## [Job]
Update every line of the listing below by replacing "square-bullet-icon" with "bullet-marker" wherever it occurs. Reproduce all other text without changes.

(Dataset excerpt)
◆ ◆ ◆ ◆

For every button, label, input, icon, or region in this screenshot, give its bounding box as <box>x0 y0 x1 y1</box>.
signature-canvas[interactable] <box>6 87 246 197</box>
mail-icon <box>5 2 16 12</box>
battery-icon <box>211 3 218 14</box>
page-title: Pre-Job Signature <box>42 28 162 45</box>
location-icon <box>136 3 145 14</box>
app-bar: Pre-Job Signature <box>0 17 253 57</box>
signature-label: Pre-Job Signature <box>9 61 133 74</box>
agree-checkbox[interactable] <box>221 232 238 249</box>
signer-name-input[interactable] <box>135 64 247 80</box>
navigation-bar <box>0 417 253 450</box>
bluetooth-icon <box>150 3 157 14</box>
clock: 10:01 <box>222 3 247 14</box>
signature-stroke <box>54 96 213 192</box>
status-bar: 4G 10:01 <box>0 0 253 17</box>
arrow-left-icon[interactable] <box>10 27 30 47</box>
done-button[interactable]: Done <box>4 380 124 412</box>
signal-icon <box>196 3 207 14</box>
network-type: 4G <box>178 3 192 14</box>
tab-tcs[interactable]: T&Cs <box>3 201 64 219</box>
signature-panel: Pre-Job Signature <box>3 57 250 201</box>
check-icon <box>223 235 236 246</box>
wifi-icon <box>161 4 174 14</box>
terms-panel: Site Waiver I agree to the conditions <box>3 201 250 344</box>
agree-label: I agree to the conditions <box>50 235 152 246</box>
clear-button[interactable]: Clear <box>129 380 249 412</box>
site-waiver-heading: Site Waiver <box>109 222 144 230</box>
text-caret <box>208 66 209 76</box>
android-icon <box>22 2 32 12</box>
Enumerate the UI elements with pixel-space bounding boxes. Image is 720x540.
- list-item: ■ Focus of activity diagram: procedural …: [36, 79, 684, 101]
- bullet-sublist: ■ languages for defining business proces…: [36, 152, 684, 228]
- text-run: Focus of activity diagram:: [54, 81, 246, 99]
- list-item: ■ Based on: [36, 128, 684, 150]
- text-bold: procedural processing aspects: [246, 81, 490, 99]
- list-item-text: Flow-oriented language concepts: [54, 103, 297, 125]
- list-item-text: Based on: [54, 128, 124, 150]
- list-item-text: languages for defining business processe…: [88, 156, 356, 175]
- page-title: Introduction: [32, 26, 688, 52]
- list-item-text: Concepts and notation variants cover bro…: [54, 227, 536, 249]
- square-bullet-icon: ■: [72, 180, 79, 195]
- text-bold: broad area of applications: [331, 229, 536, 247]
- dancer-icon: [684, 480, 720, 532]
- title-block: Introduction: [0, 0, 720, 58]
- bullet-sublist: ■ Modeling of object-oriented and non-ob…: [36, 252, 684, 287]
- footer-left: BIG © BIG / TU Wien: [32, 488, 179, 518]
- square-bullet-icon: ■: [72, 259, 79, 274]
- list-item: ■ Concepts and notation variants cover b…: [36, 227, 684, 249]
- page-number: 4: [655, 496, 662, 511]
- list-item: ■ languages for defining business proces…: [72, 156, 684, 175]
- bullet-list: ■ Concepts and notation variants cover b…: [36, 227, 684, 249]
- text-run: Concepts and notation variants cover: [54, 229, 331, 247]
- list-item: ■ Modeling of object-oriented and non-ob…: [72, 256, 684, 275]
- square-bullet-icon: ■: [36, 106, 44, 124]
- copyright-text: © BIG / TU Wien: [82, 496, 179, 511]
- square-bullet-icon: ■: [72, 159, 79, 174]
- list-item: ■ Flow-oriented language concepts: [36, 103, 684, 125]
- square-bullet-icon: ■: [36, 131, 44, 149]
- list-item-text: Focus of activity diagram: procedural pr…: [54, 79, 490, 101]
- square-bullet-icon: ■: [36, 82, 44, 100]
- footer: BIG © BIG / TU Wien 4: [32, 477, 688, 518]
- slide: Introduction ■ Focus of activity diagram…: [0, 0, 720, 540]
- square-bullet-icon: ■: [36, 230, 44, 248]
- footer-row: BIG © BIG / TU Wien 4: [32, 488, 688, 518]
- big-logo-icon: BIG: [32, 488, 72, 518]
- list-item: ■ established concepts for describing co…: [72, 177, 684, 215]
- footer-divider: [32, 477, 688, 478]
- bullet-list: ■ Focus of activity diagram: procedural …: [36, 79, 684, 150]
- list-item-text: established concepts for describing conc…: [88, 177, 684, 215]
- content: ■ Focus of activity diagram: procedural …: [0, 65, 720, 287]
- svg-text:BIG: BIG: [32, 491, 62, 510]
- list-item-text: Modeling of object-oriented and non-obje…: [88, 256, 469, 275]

◆ ◆ ◆ ◆

## [Correct response]
For every button, label, input, icon, or region in this screenshot, give its bounding box as <box>x0 y0 x1 y1</box>.
signature-canvas[interactable] <box>6 87 246 197</box>
mail-icon <box>5 2 16 12</box>
battery-icon <box>211 3 218 14</box>
page-title: Pre-Job Signature <box>42 28 162 45</box>
location-icon <box>136 3 145 14</box>
app-bar: Pre-Job Signature <box>0 17 253 57</box>
signature-label: Pre-Job Signature <box>9 61 133 74</box>
agree-checkbox[interactable] <box>221 232 238 249</box>
signer-name-input[interactable] <box>135 64 247 80</box>
navigation-bar <box>0 417 253 450</box>
bluetooth-icon <box>150 3 157 14</box>
clock: 10:01 <box>222 3 247 14</box>
signature-stroke <box>54 96 213 192</box>
status-bar: 4G 10:01 <box>0 0 253 17</box>
arrow-left-icon[interactable] <box>10 27 30 47</box>
done-button[interactable]: Done <box>4 380 124 412</box>
signal-icon <box>196 3 207 14</box>
network-type: 4G <box>178 3 192 14</box>
tab-tcs[interactable]: T&Cs <box>3 201 64 219</box>
signature-panel: Pre-Job Signature <box>3 57 250 201</box>
check-icon <box>223 235 236 246</box>
wifi-icon <box>161 4 174 14</box>
terms-panel: Site Waiver I agree to the conditions <box>3 201 250 344</box>
agree-label: I agree to the conditions <box>50 235 152 246</box>
clear-button[interactable]: Clear <box>129 380 249 412</box>
site-waiver-heading: Site Waiver <box>109 222 144 230</box>
text-caret <box>208 66 209 76</box>
android-icon <box>22 2 32 12</box>
Enumerate the UI elements with pixel-space bounding boxes. Image is 720x540.
- list-item: ■ Focus of activity diagram: procedural …: [36, 79, 684, 101]
- bullet-sublist: ■ languages for defining business proces…: [36, 152, 684, 228]
- text-run: Focus of activity diagram:: [54, 81, 246, 99]
- list-item: ■ Based on: [36, 128, 684, 150]
- text-bold: procedural processing aspects: [246, 81, 490, 99]
- list-item-text: Flow-oriented language concepts: [54, 103, 297, 125]
- list-item-text: Based on: [54, 128, 124, 150]
- list-item-text: languages for defining business processe…: [88, 156, 356, 175]
- page-title: Introduction: [32, 26, 688, 52]
- list-item-text: Concepts and notation variants cover bro…: [54, 227, 536, 249]
- bullet-marker: ■: [72, 180, 79, 195]
- text-bold: broad area of applications: [331, 229, 536, 247]
- dancer-icon: [684, 480, 720, 532]
- title-block: Introduction: [0, 0, 720, 58]
- bullet-sublist: ■ Modeling of object-oriented and non-ob…: [36, 252, 684, 287]
- footer-left: BIG © BIG / TU Wien: [32, 488, 179, 518]
- bullet-marker: ■: [72, 259, 79, 274]
- list-item: ■ Concepts and notation variants cover b…: [36, 227, 684, 249]
- page-number: 4: [655, 496, 662, 511]
- list-item: ■ languages for defining business proces…: [72, 156, 684, 175]
- bullet-list: ■ Concepts and notation variants cover b…: [36, 227, 684, 249]
- text-run: Concepts and notation variants cover: [54, 229, 331, 247]
- list-item: ■ Modeling of object-oriented and non-ob…: [72, 256, 684, 275]
- bullet-marker: ■: [36, 106, 44, 124]
- copyright-text: © BIG / TU Wien: [82, 496, 179, 511]
- bullet-marker: ■: [72, 159, 79, 174]
- list-item: ■ Flow-oriented language concepts: [36, 103, 684, 125]
- bullet-marker: ■: [36, 131, 44, 149]
- list-item-text: Focus of activity diagram: procedural pr…: [54, 79, 490, 101]
- bullet-marker: ■: [36, 82, 44, 100]
- footer: BIG © BIG / TU Wien 4: [32, 477, 688, 518]
- slide: Introduction ■ Focus of activity diagram…: [0, 0, 720, 540]
- bullet-marker: ■: [36, 230, 44, 248]
- footer-row: BIG © BIG / TU Wien 4: [32, 488, 688, 518]
- big-logo-icon: BIG: [32, 488, 72, 518]
- list-item: ■ established concepts for describing co…: [72, 177, 684, 215]
- footer-divider: [32, 477, 688, 478]
- bullet-list: ■ Focus of activity diagram: procedural …: [36, 79, 684, 150]
- list-item-text: established concepts for describing conc…: [88, 177, 684, 215]
- content: ■ Focus of activity diagram: procedural …: [0, 65, 720, 287]
- svg-text:BIG: BIG: [32, 491, 62, 510]
- list-item-text: Modeling of object-oriented and non-obje…: [88, 256, 469, 275]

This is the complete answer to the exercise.